Start of Document extract

MyEtherWallet (MEW) is one of the most popular online wallets for cryptocurrency. Now, it appears that the site was the subject of a DNS hack and some users lost their money. MEW wasn't directly hacked or compromised; instead, it looks as though DNS servers were targeted and users were redirected to phishing websites instead of visiting MEW.
The hack appears to have occurred between 11 AM and 1 PM UTC yesterday (7 AM to 9 AM ET), and the team at MEW noticed that the "majority of those affected were using Google DNS servers," as they noted in a tweet. Users likely were served an SSL warning and chose it ignore it.
MEW tweeted some tips to avoid phishing scams like this in the future. This is, of course, in addition to paying attention to SSL warnings and looking for a green bar SSL certificate to assure users that they have arrived at the intended website. The service also recommends switching from Google's DNS servers to Cloudflare.
⅘ Some advice for our users: run a local (offline) copy of MEW platform. Use hardware wallets to store your cryptocurrencies. IGNORE any tweets, Reddit posts, or ANY messages which claim to be giving away or reimbursing ETH on behalf of MEW.— MyEtherWallet.com (@myetherwallet) April 24, 2018
Users lost a total of $152,000 (216 Ether) in this hack according to Coindesk, but TechCrunch reports that the actual total is probably higher: Somewhere in the range of $365,000. The trouble is, because the hack wasn't actually a security issue with MEW, it's hard to guard against this sort of thing.
Kevin Beaumont reports that it was actually Amazon's internet domain service, rather than Google's, that was targeted in the attack (update: please see below for a statement from an Amazon spokesperson on this issue). The hackers rerouted and served DNS traffic for over two hours. Right now, it appears as though MEW was the only target, but this attack serves to further highlight just how vulnerable the "phone book of the internet" really is.
Update: "Neither AWS nor Amazon Route 53 were hacked or compromised," an Amazon spokesperson told us in a statement. "An upstream Internet Service Provider (ISP) was compromised by a malicious actor who then used that provider to announce a subset of Route 53 IP addresses to other networks with whom this ISP was peered. These peered networks, unaware of this issue, accepted these announcements and incorrectly directed a small percentage of traffic for a single customer's domain to the malicious copy of that domain."

End of Document extract
Start of Entries provided

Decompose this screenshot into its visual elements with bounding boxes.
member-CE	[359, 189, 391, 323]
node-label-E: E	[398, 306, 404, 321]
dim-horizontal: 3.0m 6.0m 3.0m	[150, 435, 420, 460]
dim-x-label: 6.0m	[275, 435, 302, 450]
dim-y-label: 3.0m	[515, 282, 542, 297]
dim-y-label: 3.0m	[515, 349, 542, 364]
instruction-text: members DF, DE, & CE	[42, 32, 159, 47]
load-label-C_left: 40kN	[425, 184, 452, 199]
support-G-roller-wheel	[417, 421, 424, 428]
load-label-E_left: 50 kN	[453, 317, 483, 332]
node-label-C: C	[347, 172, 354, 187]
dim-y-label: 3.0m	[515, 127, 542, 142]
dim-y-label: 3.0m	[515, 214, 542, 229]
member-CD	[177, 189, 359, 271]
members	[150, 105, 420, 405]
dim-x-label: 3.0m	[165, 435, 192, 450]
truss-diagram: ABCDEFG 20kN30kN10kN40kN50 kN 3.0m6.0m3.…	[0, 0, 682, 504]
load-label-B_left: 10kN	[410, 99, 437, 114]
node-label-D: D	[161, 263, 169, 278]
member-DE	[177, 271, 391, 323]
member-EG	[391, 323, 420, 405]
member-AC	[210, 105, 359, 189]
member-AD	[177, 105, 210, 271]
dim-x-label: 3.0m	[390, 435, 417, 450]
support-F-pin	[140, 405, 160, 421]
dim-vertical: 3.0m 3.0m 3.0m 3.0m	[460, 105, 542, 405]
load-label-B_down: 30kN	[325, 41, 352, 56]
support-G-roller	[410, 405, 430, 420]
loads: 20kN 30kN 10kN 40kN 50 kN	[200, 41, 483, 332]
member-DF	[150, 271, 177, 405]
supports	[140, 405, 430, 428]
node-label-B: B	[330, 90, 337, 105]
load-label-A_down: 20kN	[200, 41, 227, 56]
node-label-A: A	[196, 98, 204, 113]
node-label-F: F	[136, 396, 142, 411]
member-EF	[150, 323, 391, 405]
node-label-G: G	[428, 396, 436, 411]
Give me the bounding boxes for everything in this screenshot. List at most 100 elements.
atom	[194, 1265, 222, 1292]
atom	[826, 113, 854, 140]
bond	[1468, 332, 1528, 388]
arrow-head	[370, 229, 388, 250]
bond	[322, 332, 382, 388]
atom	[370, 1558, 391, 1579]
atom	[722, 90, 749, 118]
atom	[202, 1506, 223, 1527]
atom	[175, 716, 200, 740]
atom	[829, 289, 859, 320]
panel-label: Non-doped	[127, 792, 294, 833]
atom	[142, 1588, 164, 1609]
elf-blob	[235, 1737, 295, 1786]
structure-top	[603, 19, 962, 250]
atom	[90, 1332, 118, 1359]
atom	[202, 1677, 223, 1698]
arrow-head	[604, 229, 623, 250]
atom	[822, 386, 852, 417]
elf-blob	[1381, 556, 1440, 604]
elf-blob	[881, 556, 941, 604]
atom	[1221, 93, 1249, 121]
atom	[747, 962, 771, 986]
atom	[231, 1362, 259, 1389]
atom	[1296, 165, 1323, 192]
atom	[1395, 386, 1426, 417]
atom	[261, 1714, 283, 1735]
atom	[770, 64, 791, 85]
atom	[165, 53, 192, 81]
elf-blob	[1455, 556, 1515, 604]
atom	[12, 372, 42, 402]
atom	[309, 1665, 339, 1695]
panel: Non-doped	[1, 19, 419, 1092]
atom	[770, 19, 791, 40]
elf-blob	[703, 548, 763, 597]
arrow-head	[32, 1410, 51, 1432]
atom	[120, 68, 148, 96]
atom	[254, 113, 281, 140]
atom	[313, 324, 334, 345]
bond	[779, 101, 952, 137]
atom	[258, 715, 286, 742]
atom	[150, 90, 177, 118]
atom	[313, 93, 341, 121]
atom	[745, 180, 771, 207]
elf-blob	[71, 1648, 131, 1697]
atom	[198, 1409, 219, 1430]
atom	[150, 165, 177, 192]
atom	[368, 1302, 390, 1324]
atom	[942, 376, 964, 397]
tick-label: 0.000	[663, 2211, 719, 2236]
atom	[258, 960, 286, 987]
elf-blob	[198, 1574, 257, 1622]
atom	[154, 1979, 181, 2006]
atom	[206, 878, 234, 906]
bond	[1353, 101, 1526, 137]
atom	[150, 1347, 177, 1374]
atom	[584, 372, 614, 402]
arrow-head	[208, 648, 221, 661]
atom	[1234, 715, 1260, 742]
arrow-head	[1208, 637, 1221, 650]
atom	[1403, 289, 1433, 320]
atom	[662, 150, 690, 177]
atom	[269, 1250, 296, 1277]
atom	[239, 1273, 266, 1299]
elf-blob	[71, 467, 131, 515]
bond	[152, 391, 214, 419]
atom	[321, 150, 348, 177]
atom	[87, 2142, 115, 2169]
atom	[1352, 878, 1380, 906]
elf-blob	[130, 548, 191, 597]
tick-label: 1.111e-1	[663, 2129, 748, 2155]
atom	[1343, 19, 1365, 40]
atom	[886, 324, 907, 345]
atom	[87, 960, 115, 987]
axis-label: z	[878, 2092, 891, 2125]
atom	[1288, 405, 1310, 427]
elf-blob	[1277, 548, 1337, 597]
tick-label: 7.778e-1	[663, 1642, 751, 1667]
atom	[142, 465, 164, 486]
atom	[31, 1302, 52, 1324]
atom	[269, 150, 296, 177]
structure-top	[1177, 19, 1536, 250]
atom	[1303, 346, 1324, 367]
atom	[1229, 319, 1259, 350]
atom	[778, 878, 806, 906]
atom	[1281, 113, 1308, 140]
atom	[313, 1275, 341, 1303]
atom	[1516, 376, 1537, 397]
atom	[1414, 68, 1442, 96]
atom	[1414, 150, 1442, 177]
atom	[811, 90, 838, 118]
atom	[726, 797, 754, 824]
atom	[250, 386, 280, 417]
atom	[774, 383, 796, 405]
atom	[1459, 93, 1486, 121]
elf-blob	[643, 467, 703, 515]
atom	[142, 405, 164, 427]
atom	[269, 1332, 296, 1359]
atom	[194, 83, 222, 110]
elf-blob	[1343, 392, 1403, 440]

End of Entries provided

§ **What you are asked to do**: In the article on the MyEtherWallet DNS attack, what total loss does it attribute to Coindesk?

§ **Exercise result**: $152,000 (216 Ether)